= THE EXERCISE =
Which items below contain the word "капитаны"? Pull out each of those lines in full.
═══ EXERCISE DATA ═══
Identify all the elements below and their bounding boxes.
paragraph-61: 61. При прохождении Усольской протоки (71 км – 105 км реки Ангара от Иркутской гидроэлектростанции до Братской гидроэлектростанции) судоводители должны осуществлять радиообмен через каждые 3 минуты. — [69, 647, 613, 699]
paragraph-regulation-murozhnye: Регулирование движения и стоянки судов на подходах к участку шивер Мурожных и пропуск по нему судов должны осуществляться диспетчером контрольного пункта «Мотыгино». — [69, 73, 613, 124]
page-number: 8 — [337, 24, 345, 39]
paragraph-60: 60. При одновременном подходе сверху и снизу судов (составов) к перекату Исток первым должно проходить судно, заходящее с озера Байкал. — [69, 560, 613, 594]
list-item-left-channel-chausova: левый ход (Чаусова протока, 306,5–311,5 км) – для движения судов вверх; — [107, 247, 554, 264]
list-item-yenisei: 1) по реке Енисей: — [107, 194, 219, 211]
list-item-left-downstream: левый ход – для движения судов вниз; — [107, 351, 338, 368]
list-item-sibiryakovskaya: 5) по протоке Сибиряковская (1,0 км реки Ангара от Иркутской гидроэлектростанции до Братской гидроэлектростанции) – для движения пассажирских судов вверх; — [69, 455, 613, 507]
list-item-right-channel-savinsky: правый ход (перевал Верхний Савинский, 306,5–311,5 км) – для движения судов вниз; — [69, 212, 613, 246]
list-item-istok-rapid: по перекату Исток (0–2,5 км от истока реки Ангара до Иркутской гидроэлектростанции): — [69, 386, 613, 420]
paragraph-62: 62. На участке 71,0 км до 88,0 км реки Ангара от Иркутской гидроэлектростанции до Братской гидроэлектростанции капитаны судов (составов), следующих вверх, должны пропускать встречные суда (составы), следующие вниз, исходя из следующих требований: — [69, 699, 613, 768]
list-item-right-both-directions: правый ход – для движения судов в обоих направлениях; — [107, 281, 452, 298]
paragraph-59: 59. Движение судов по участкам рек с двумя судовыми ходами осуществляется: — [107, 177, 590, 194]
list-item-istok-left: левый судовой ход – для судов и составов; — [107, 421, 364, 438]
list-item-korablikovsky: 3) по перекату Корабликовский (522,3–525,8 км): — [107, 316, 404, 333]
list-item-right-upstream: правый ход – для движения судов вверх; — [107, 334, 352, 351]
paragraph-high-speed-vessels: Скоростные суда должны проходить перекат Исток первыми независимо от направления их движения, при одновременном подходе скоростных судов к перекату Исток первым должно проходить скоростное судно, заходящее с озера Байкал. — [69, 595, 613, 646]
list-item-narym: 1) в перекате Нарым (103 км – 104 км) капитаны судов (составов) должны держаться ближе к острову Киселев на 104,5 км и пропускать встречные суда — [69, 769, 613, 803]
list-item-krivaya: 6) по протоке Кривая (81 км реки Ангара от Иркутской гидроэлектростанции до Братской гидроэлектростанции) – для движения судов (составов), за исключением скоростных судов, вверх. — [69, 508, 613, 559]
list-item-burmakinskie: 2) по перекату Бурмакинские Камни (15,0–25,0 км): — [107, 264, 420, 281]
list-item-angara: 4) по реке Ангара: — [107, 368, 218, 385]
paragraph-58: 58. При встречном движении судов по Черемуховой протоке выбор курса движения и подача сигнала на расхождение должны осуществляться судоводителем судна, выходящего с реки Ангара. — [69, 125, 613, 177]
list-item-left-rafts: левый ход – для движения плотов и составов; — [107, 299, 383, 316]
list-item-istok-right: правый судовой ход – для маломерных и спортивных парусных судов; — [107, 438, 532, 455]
═══
= ANSWER BELOW =
paragraph-62: 62. На участке 71,0 км до 88,0 км реки Ангара от Иркутской гидроэлектростанции до Братской гидроэлектростанции капитаны судов (составов), следующих вверх, должны пропускать встречные суда (составы), следующие вниз, исходя из следующих требований: — [69, 699, 613, 768]
list-item-narym: 1) в перекате Нарым (103 км – 104 км) капитаны судов (составов) должны держаться ближе к острову Киселев на 104,5 км и пропускать встречные суда — [69, 769, 613, 803]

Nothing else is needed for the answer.